> [DO THIS] Provide only the number of lines where "last" occurs.

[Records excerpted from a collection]
/---

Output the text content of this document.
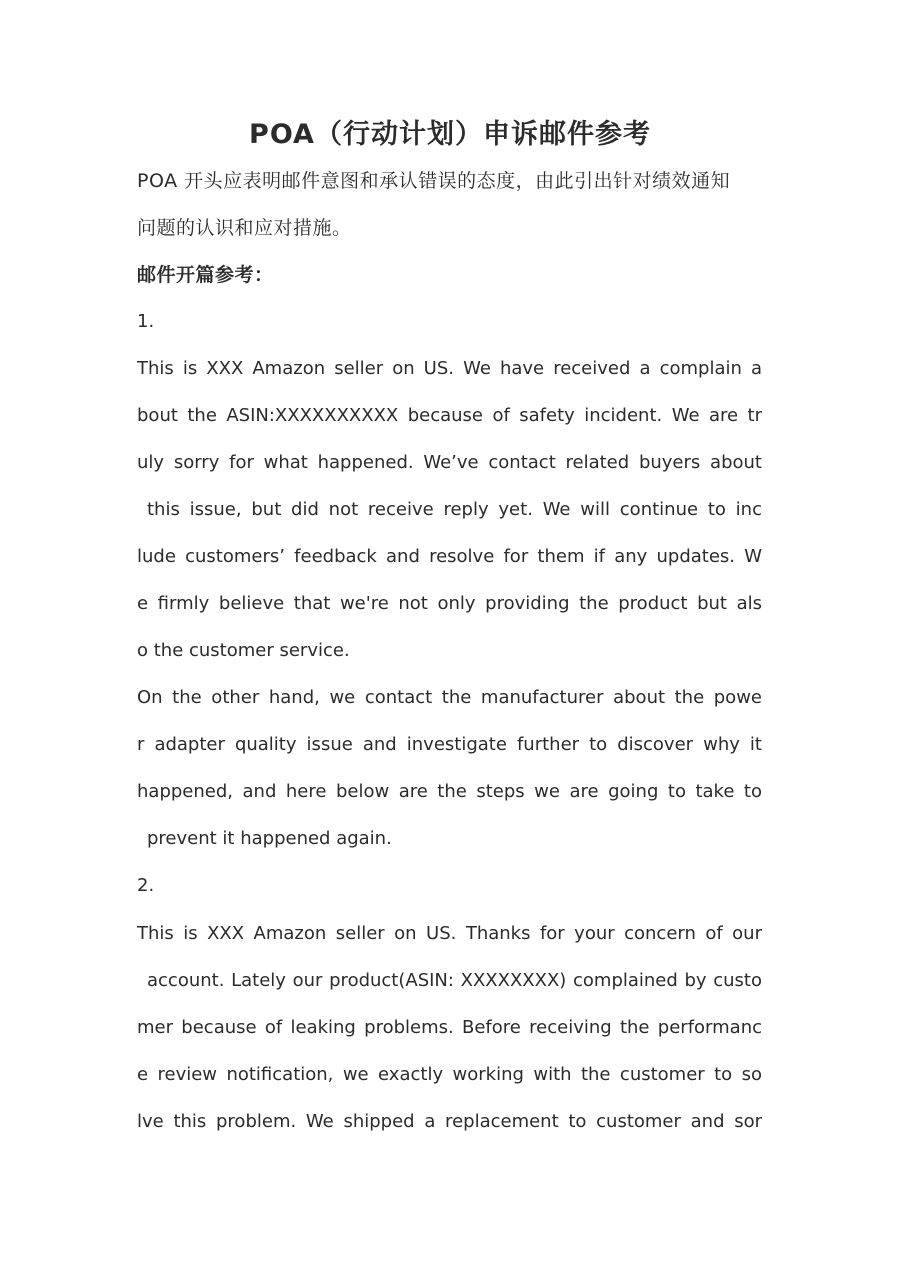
POA（行动计划）申诉邮件参考
POA 开头应表明邮件意图和承认错误的态度，由此引出针对绩效通知
问题的认识和应对措施。
邮件开篇参考：
1.
This is XXX Amazon seller on US. We have received a complain a
bout the ASIN:XXXXXXXXXX because of safety incident. We are tr
uly sorry for what happened. We’ve contact related buyers about
this issue, but did not receive reply yet. We will continue to inc
lude customers’ feedback and resolve for them if any updates. W
e firmly believe that we're not only providing the product but als
o the customer service.
On the other hand, we contact the manufacturer about the powe
r adapter quality issue and investigate further to discover why it
happened, and here below are the steps we are going to take to
prevent it happened again.
2.
This is XXX Amazon seller on US. Thanks for your concern of our
account. Lately our product(ASIN: XXXXXXXX) complained by custo
mer because of leaking problems. Before receiving the performanc
e review notification, we exactly working with the customer to so
lve this problem. We shipped a replacement to customer and sor
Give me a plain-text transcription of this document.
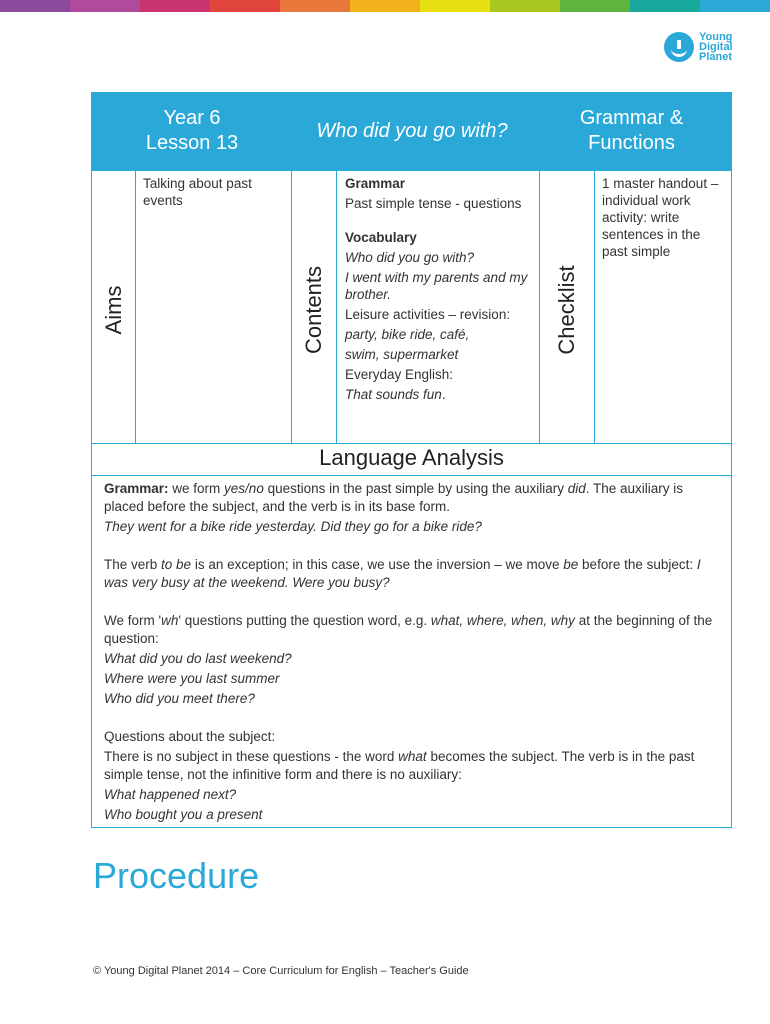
Young
Digital
Planet
Year 6
Lesson 13
Who did you go with?
Grammar &
Functions
Aims
Talking about past events
Contents

Grammar

Past simple tense - questions

Vocabulary

Who did you go with?

I went with my parents and my brother.

Leisure activities – revision:

party, bike ride, café,

swim, supermarket

Everyday English:

That sounds fun.

Checklist
1 master handout – individual work activity: write sentences in the past simple
Language Analysis

Grammar: we form yes/no questions in the past simple by using the auxiliary did. The auxiliary is placed before the subject, and the verb is in its base form.

They went for a bike ride yesterday. Did they go for a bike ride?

The verb to be is an exception; in this case, we use the inversion – we move be before the subject: I was very busy at the weekend. Were you busy?

We form 'wh' questions putting the question word, e.g. what, where, when, why at the beginning of the question:

What did you do last weekend?

Where were you last summer

Who did you meet there?

Questions about the subject:

There is no subject in these questions - the word what becomes the subject. The verb is in the past simple tense, not the infinitive form and there is no auxiliary:

What happened next?

Who bought you a present

Procedure
© Young Digital Planet 2014 – Core Curriculum for English – Teacher's Guide
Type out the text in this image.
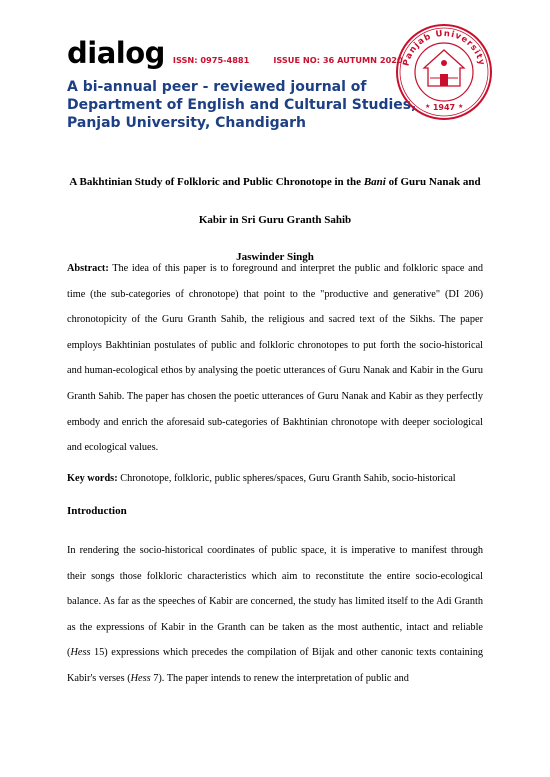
dialog ISSN: 0975-4881	ISSUE NO: 36 AUTUMN 2020
A bi-annual peer - reviewed journal of Department of English and Cultural Studies, Panjab University, Chandigarh
Panjab University
1947
★	★

A Bakhtinian Study of Folkloric and Public Chronotope in the Bani of Guru Nanak and Kabir in Sri Guru Granth Sahib

Jaswinder Singh
Abstract: The idea of this paper is to foreground and interpret the public and folkloric space and time (the sub-categories of chronotope) that point to the "productive and generative" (DI 206) chronotopicity of the Guru Granth Sahib, the religious and sacred text of the Sikhs. The paper employs Bakhtinian postulates of public and folkloric chronotopes to put forth the socio-historical and human-ecological ethos by analysing the poetic utterances of Guru Nanak and Kabir in the Guru Granth Sahib. The paper has chosen the poetic utterances of Guru Nanak and Kabir as they perfectly embody and enrich the aforesaid sub-categories of Bakhtinian chronotope with deeper sociological and ecological values.
Key words: Chronotope, folkloric, public spheres/spaces, Guru Granth Sahib, socio-historical
Introduction
In rendering the socio-historical coordinates of public space, it is imperative to manifest through their songs those folkloric characteristics which aim to reconstitute the entire socio-ecological balance. As far as the speeches of Kabir are concerned, the study has limited itself to the Adi Granth as the expressions of Kabir in the Granth can be taken as the most authentic, intact and reliable (Hess 15) expressions which precedes the compilation of Bijak and other canonic texts containing Kabir's verses (Hess 7). The paper intends to renew the interpretation of public and
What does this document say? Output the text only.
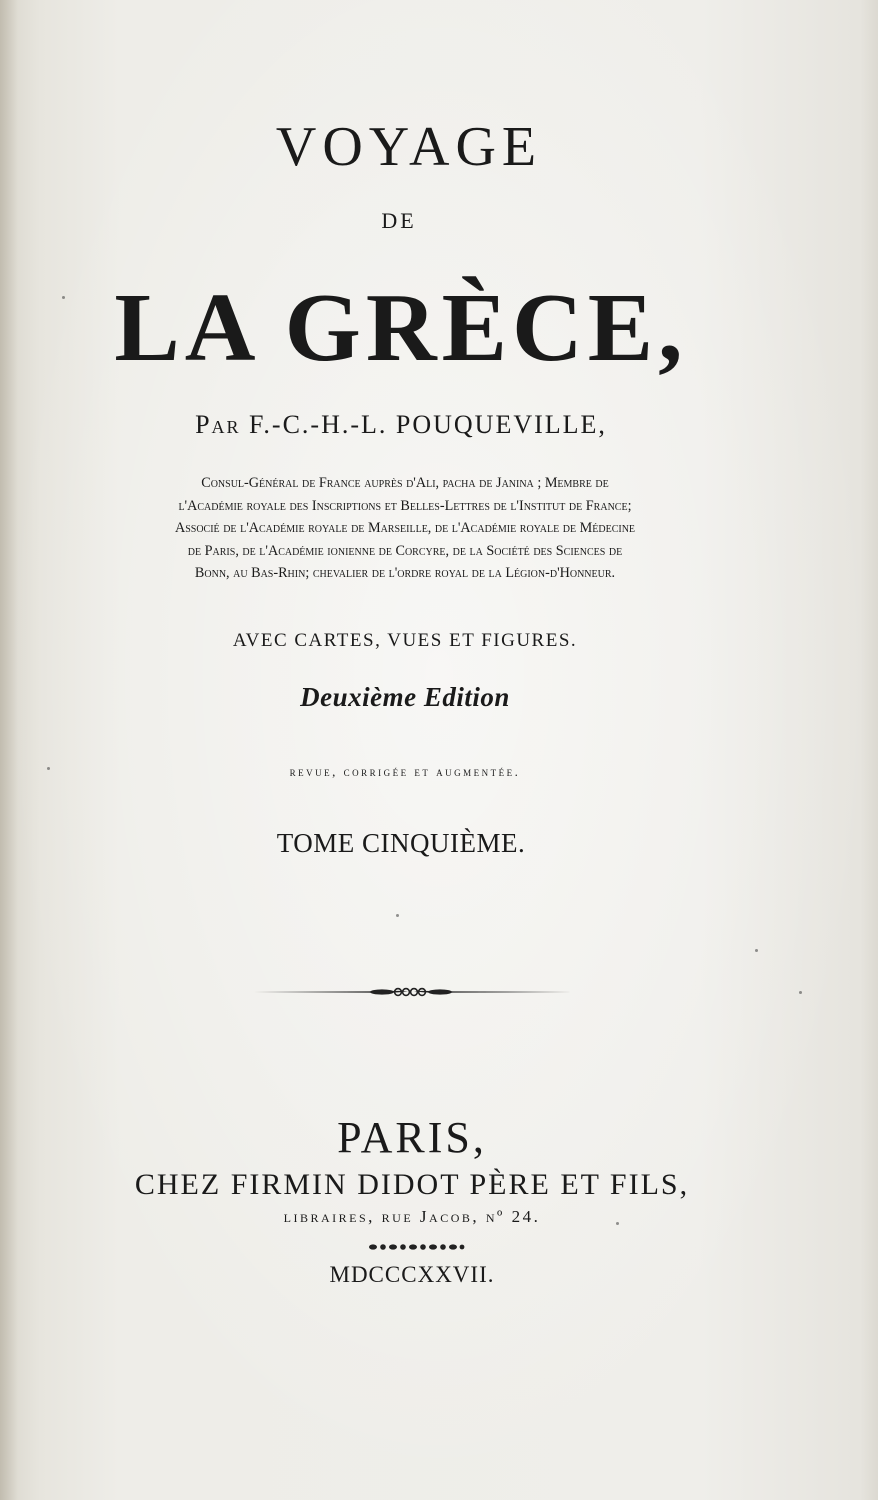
VOYAGE
DE
LA GRÈCE,
Par F.-C.-H.-L. POUQUEVILLE,
Consul-Général de France auprès d'Ali, pacha de Janina ; Membre de
l'Académie royale des Inscriptions et Belles-Lettres de l'Institut de France;
Associé de l'Académie royale de Marseille, de l'Académie royale de Médecine
de Paris, de l'Académie ionienne de Corcyre, de la Société des Sciences de
Bonn, au Bas-Rhin; chevalier de l'ordre royal de la Légion-d'Honneur.
AVEC CARTES, VUES ET FIGURES.
Deuxième Edition
revue, corrigée et augmentée.
TOME CINQUIÈME.
PARIS,
CHEZ FIRMIN DIDOT PÈRE ET FILS,
libraires, rue Jacob, nº 24.
MDCCCXXVII.
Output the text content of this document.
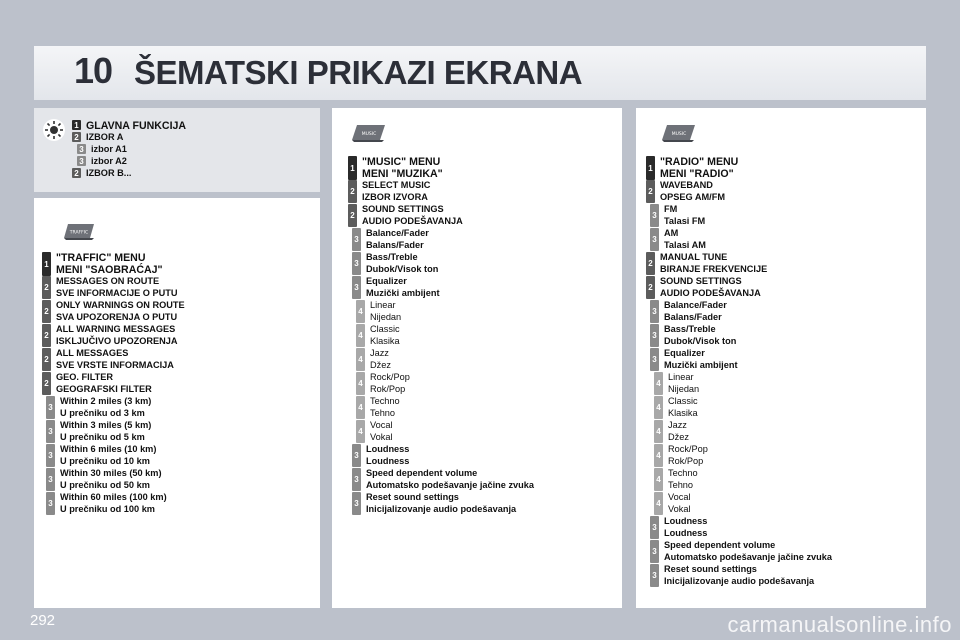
10 ŠEMATSKI PRIKAZI EKRANA
1 GLAVNA FUNKCIJA
2 IZBOR A
3 izbor A1
3 izbor A2
2 IZBOR B...
TRAFFIC
1 "TRAFFIC" MENU
MENI "SAOBRAĆAJ"
2
MESSAGES ON ROUTE
SVE INFORMACIJE O PUTU
2
ONLY WARNINGS ON ROUTE
SVA UPOZORENJA O PUTU
2
ALL WARNING MESSAGES
ISKLJUČIVO UPOZORENJA
2
ALL MESSAGES
SVE VRSTE INFORMACIJA
2
GEO. FILTER
GEOGRAFSKI FILTER
3
Within 2 miles (3 km)
U prečniku od 3 km
3
Within 3 miles (5 km)
U prečniku od 5 km
3
Within 6 miles (10 km)
U prečniku od 10 km
3
Within 30 miles (50 km)
U prečniku od 50 km
3
Within 60 miles (100 km)
U prečniku od 100 km
MUSIC
1 "MUSIC" MENU
MENI "MUZIKA"
2
SELECT MUSIC
IZBOR IZVORA
2
SOUND SETTINGS
AUDIO PODEŠAVANJA
3
Balance/Fader
Balans/Fader
3
Bass/Treble
Dubok/Visok ton
3
Equalizer
Muzički ambijent
4
Linear
Nijedan
4
Classic
Klasika
4
Jazz
Džez
4
Rock/Pop
Rok/Pop
4
Techno
Tehno
4
Vocal
Vokal
3
Loudness
Loudness
3
Speed dependent volume
Automatsko podešavanje jačine zvuka
3
Reset sound settings
Inicijalizovanje audio podešavanja
MUSIC
1 "RADIO" MENU
MENI "RADIO"
2
WAVEBAND
OPSEG AM/FM
3
FM
Talasi FM
3
AM
Talasi AM
2
MANUAL TUNE
BIRANJE FREKVENCIJE
2
SOUND SETTINGS
AUDIO PODEŠAVANJA
3
Balance/Fader
Balans/Fader
3
Bass/Treble
Dubok/Visok ton
3
Equalizer
Muzički ambijent
4
Linear
Nijedan
4
Classic
Klasika
4
Jazz
Džez
4
Rock/Pop
Rok/Pop
4
Techno
Tehno
4
Vocal
Vokal
3
Loudness
Loudness
3
Speed dependent volume
Automatsko podešavanje jačine zvuka
3
Reset sound settings
Inicijalizovanje audio podešavanja
292	carmanualsonline.info
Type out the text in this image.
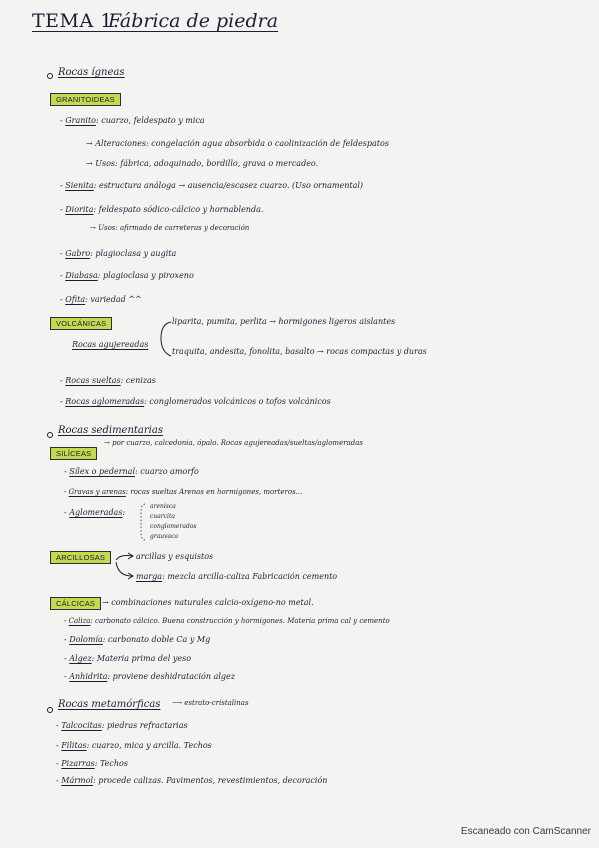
TEMA 1.
Fábrica de piedra
Rocas ígneas
GRANITOIDEAS
- Granito: cuarzo, feldespato y mica
→ Alteraciones: congelación agua absorbida o caolinización de feldespatos
→ Usos: fábrica, adoquinado, bordillo, grava o mercadeo.
- Sienita: estructura análoga → ausencia/escasez cuarzo. (Uso ornamental)
- Diorita: feldespato sódico-cálcico y hornablenda.
→ Usos: afirmado de carreteras y decoración
- Gabro: plagioclasa y augita
- Diabasa: plagioclasa y piroxeno
- Ofita: variedad ^^
VOLCÁNICAS
Rocas agujereadas
liparita, pumita, perlita → hormigones ligeros aislantes
traquita, andesita, fonolita, basalto → rocas compactas y duras
- Rocas sueltas: cenizas
- Rocas aglomeradas: conglomerados volcánicos o tofos volcánicos
Rocas sedimentarias
SILÍCEAS
→ por cuarzo, calcedonia, ópalo. Rocas agujereadas/sueltas/aglomeradas
- Sílex o pedernal: cuarzo amorfo
- Gravas y arenas: rocas sueltas Arenas en hormigones, morteros...
- Aglomeradas:
arenisca
cuarcita
conglomerados
grauvaca
ARCILLOSAS	arcillas y esquistos
marga: mezcla arcilla-caliza Fabricación cemento
CÁLCICAS → combinaciones naturales calcio-oxígeno-no metal.
- Caliza: carbonato cálcico. Buena construcción y hormigones. Materia prima cal y cemento
- Dolomía: carbonato doble Ca y Mg
- Algez: Materia prima del yeso
- Anhidrita: proviene deshidratación algez
Rocas metamórficas ⟶ estrato-cristalinas
- Talcocitas: piedras refractarias
- Filitas: cuarzo, mica y arcilla. Techos
- Pizarras: Techos
- Mármol: procede calizas. Pavimentos, revestimientos, decoración
Escaneado con CamScanner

\---

> [RESULT OF THE TASK] 2